--- Work task A ---
In the bug discussion below, list every rdar problem number and every attachment number.
--- Work task B ---
Answer these questions from the bug discussion below:
(i) What should be highlighted in the Activity Viewer when a new message is logged to the console?
(ii) What length of time is given for the animation time frame?
(iii) Visually, what happens every time the counter is incremented?

--- Text passage ---
I think we could do a better job to inform the developer that a new message was logged to the console by highlighting the relevant message count in the Activity Viewer such that the developer could get a sense a new message was added without having to lose its context too much.
<rdar://problem/15109711>
<rdar://problem/14502312>
Created attachment 212966 [details] Patch
Created attachment 213070 [details] Screen recording showing the pulsing in action
Comment on attachment 212966 [details] Patch View in context: https://bugs.webkit.org/attachment.cgi?id=212966&action=review r=me > Source/WebInspectorUI/UserInterface/DashboardView.js:224 > + function animationEnded(event) > + { > + if (event.target === container) { > + container.classList.remove("pulsing"); > + container.removeEventListener("webkitAnimationEnd", animationEnded); > + } > + } Hmmm. How does this behave if you have a couple console.logs in less then the animation time frame (0.75s). js> console.log("one"); setTimeout(function() { console.log("two"); }, 50); It seems like you're avoiding the messiness, so I'm very happy. But what exactly happens, does the remove("pulsing") trigger webkitAnimationEnd or skip it entirely? > Source/WebInspectorUI/UserInterface/DashboardView.js:230 > + container.offsetWidth; Is this really necessary? Maybe we should instead create a Element.prototype.forceLayout or forceStyleRecalc in Utilities.js. I don't like just seeing the "offsetWidth" here. Your comment indicates we need to force a style invalidation. Is this really a WebCore issue? I'd rather see a FIXME: <bugzilla bug> …
(In reply to comment #5) > (From update of attachment 212966 [details]) > View in context: https://bugs.webkit.org/attachment.cgi?id=212966&action=review > > > Source/WebInspectorUI/UserInterface/DashboardView.js:224 > > + function animationEnded(event) > > + { > > + if (event.target === container) { > > + container.classList.remove("pulsing"); > > + container.removeEventListener("webkitAnimationEnd", animationEnded); > > + } > > + } > > Hmmm. How does this behave if you have a couple console.logs in less then the animation time frame (0.75s). > > js> console.log("one"); setTimeout(function() { console.log("two"); }, 50); > > It seems like you're avoiding the messiness, so I'm very happy. But what exactly happens, does the remove("pulsing") trigger webkitAnimationEnd or skip it entirely? It removes the class, invalidates styles, therefore returning to the start value, and then resets the pulsing class so that it animates again. Visually, the animation restarts every time the counter is incremented. > > Source/WebInspectorUI/UserInterface/DashboardView.js:230 > > + container.offsetWidth; > > Is this really necessary? Maybe we should instead create a Element.prototype.forceLayout or forceStyleRecalc in Utilities.js. I don't like just seeing the "offsetWidth" here. Yes, we could add a method with an adequate name that would do this… but it would still be this call (or a call to getComputedStyle() on this element). > Your comment indicates we need to force a style invalidation. Is this really a WebCore issue? I'd rather see a FIXME: <bugzilla bug> … It's just the way things work, I don't think there's a bug here, just a suckiness of CSS.

--- Data for analysis ---
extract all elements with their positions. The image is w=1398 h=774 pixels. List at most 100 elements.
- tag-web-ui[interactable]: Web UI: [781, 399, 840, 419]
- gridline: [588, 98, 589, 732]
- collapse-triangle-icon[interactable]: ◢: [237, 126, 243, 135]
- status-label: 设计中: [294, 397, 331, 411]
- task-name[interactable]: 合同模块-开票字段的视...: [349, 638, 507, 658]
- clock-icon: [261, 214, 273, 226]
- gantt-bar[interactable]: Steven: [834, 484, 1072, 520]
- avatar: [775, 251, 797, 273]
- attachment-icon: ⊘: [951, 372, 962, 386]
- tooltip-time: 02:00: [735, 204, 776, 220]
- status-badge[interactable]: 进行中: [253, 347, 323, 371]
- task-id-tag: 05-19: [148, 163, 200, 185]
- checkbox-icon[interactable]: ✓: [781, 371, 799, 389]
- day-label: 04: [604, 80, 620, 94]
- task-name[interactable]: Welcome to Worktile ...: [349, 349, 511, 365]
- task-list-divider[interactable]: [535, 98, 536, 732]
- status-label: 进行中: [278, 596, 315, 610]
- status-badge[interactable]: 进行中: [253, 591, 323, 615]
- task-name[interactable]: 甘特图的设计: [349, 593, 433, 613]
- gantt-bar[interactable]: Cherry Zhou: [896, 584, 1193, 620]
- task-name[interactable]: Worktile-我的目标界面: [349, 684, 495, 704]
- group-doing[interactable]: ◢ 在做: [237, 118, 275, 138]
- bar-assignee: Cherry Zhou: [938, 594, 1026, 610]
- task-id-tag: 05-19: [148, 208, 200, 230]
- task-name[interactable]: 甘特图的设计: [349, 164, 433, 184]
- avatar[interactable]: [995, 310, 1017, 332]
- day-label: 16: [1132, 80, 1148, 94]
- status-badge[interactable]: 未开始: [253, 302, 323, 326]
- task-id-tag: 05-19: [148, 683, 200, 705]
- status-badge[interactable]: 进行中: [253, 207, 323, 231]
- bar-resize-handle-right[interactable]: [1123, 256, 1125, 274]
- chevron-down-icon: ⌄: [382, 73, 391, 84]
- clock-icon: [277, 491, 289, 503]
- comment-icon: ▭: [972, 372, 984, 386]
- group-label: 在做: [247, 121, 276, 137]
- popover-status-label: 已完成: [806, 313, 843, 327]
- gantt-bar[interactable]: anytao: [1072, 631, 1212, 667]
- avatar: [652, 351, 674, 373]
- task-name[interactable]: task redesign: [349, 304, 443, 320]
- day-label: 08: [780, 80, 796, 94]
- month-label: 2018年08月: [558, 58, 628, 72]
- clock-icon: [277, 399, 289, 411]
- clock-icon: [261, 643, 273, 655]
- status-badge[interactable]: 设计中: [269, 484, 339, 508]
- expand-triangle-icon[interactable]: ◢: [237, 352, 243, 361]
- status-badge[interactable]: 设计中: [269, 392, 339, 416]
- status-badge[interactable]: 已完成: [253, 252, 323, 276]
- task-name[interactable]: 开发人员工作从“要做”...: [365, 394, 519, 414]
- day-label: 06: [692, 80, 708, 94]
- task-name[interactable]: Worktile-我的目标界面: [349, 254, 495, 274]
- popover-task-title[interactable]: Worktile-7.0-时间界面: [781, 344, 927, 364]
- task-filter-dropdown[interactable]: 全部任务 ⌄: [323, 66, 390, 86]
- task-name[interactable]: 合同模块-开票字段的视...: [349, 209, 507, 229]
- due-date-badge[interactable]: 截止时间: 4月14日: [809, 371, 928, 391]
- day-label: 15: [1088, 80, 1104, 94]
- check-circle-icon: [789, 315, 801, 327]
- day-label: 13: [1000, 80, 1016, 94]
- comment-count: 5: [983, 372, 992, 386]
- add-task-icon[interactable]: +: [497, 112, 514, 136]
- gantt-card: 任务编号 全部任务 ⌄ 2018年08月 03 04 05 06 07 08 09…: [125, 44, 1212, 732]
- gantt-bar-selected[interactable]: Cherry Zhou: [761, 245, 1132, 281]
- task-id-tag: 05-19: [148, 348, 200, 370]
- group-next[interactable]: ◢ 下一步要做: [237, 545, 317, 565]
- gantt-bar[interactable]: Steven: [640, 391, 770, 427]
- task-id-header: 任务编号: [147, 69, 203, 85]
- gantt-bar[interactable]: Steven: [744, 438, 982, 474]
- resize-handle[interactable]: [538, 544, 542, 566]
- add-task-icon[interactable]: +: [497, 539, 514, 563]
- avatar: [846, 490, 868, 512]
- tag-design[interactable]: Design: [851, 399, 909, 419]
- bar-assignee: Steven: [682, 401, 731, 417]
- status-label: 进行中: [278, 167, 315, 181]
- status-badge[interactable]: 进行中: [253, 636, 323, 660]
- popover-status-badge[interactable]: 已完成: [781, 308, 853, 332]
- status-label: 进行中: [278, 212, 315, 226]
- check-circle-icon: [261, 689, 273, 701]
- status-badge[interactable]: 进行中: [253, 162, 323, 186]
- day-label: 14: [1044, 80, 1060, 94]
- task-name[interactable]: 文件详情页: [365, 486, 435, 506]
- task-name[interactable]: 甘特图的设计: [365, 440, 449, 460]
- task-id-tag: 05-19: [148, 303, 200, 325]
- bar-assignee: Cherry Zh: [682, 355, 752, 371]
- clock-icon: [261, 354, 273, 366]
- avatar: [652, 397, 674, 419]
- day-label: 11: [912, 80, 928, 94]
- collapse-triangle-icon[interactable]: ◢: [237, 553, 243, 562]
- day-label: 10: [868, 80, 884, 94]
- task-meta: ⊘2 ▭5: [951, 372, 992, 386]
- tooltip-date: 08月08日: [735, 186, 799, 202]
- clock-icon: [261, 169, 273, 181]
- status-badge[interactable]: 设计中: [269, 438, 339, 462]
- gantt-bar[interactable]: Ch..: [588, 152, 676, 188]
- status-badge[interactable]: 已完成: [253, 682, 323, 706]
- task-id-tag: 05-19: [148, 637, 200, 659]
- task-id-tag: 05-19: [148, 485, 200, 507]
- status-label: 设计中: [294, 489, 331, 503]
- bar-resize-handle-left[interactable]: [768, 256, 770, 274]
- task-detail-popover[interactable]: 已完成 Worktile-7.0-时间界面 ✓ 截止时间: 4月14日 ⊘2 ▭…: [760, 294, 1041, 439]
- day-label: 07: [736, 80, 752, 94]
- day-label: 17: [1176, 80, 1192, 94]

--- Written answer A ---
- rdar problem 15109711
- rdar problem 14502312
- attachment 212966
- attachment 213070

--- Written answer B ---
(i) The relevant message count.
(ii) 0.75s.
(iii) The animation restarts.